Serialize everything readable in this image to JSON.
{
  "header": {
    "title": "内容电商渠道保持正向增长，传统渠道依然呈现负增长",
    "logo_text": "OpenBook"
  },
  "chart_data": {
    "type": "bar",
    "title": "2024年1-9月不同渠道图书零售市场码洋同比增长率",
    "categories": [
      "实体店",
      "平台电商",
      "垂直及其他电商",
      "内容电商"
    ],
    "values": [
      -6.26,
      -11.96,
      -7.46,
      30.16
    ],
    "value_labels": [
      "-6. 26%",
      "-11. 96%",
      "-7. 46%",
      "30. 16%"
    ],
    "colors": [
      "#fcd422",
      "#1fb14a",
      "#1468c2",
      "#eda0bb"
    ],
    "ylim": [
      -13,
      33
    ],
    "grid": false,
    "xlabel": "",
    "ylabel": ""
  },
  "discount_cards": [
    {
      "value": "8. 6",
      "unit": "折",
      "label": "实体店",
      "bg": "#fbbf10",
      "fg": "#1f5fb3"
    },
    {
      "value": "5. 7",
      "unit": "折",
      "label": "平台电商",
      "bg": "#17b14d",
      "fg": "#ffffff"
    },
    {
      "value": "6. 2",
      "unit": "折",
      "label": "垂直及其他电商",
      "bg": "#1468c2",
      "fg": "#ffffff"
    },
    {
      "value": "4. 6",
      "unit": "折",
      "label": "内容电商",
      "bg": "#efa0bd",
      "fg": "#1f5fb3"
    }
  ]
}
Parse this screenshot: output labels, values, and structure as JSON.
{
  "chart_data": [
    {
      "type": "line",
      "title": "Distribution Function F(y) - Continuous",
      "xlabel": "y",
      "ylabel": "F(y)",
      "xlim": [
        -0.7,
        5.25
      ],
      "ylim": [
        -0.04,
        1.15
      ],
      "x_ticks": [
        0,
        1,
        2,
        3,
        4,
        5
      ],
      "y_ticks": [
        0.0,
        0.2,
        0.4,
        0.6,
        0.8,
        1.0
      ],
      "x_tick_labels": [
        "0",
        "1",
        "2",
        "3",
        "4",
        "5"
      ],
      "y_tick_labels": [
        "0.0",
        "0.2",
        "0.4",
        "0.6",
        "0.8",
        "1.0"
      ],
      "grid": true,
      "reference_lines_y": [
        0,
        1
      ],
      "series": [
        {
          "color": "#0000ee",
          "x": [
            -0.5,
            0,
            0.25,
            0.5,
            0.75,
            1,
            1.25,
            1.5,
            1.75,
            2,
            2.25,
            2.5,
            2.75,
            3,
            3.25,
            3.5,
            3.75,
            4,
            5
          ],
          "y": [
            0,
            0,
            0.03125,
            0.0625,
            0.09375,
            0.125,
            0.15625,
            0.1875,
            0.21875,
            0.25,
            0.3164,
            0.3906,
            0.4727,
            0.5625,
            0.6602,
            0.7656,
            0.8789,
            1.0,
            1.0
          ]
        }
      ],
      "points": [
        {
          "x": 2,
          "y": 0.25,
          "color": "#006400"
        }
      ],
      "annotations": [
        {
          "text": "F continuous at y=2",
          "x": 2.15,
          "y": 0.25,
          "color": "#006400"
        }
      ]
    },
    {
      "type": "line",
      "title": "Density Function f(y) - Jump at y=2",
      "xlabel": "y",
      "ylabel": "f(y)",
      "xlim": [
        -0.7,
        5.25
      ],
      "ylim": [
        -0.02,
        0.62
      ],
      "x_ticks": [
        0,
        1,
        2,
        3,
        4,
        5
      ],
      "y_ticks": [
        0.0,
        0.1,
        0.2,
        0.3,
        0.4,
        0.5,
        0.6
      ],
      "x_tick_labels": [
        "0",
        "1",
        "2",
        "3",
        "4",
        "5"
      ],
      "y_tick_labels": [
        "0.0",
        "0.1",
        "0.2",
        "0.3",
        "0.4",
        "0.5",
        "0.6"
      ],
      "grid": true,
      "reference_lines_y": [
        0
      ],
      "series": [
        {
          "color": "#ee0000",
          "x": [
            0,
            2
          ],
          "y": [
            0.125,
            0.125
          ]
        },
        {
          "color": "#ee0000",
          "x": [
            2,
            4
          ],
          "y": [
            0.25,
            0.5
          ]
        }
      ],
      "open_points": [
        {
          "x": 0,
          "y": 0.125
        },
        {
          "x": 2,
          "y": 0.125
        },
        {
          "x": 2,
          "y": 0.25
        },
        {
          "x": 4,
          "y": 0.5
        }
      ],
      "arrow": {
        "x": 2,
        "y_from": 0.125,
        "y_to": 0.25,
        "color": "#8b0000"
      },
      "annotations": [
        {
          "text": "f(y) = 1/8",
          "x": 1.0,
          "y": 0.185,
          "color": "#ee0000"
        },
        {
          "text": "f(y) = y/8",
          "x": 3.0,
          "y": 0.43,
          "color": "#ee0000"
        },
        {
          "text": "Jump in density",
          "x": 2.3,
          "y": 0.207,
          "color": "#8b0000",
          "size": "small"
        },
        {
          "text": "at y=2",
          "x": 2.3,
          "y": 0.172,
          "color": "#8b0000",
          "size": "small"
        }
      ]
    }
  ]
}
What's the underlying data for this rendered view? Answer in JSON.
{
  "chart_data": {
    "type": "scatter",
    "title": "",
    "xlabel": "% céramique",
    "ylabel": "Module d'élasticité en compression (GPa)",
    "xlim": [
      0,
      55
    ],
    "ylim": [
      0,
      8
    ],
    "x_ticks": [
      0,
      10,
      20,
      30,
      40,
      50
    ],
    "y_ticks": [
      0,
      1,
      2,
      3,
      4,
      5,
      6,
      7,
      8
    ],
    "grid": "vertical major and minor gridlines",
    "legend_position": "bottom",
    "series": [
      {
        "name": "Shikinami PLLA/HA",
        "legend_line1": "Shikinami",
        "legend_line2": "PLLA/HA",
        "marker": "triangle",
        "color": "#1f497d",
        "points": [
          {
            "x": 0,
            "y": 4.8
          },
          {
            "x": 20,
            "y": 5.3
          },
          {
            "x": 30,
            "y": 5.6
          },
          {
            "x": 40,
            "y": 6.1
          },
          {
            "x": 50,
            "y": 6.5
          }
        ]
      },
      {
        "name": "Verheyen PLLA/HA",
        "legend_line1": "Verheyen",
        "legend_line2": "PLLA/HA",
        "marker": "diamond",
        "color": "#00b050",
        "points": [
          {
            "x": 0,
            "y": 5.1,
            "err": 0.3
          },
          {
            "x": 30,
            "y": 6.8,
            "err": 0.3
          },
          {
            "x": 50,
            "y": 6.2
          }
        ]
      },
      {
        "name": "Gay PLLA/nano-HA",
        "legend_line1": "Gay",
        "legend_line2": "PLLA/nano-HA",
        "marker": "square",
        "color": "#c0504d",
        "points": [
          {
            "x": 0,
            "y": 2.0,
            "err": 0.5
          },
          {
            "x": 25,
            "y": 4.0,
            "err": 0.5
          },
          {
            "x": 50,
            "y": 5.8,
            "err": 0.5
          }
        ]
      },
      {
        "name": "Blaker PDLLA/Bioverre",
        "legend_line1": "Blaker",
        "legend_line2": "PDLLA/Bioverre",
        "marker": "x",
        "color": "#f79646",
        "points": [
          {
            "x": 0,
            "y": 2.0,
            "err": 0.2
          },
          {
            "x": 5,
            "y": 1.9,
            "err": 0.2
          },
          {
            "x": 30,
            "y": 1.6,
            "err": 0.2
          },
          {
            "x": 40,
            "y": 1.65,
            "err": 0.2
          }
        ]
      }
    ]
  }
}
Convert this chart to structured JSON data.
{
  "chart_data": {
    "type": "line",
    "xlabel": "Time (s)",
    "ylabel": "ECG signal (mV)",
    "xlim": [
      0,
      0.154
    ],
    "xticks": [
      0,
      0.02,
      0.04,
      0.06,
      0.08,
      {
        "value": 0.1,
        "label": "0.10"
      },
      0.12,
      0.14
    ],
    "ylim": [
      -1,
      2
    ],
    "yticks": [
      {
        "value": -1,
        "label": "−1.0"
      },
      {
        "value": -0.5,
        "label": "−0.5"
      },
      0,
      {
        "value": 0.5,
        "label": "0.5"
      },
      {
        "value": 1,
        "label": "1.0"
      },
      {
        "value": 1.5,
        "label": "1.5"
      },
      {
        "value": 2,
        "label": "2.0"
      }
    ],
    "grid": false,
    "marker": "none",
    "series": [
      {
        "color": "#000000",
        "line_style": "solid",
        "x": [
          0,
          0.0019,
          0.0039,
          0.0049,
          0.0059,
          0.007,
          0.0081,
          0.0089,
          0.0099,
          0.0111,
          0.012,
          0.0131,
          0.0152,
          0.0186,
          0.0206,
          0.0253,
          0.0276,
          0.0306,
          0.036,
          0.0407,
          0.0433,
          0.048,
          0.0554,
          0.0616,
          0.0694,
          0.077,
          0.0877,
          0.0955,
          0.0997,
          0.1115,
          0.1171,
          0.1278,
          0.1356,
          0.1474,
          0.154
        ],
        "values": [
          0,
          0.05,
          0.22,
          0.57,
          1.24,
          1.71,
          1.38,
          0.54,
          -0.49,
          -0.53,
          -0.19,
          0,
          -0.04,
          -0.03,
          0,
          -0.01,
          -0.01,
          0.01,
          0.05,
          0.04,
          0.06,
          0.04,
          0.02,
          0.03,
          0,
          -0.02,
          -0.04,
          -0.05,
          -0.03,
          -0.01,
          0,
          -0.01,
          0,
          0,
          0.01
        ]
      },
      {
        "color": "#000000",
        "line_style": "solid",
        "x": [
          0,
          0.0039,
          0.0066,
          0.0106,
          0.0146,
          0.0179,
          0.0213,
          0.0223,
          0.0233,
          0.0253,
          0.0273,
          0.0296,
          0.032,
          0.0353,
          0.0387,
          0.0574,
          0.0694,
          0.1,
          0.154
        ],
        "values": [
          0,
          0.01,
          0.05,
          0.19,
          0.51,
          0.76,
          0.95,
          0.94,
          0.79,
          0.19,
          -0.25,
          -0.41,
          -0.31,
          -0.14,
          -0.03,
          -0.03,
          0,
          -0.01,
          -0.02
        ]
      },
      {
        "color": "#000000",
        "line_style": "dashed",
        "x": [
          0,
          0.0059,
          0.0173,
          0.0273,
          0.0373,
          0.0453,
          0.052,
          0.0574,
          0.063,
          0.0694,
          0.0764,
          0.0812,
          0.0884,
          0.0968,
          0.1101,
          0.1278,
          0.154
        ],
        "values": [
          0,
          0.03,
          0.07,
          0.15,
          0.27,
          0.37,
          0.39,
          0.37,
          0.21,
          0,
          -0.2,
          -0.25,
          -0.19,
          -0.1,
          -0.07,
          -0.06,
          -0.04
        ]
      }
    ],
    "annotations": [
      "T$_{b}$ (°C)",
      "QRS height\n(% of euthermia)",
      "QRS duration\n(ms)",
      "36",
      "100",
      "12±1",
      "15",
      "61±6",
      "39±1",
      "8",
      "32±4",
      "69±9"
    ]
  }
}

——

Objective:
Gather each line of the records holding the string "type".

Finished exercise:
    "type": "bar",
      "type": "line",
      "type": "line",
    "type": "scatter",
    "type": "line",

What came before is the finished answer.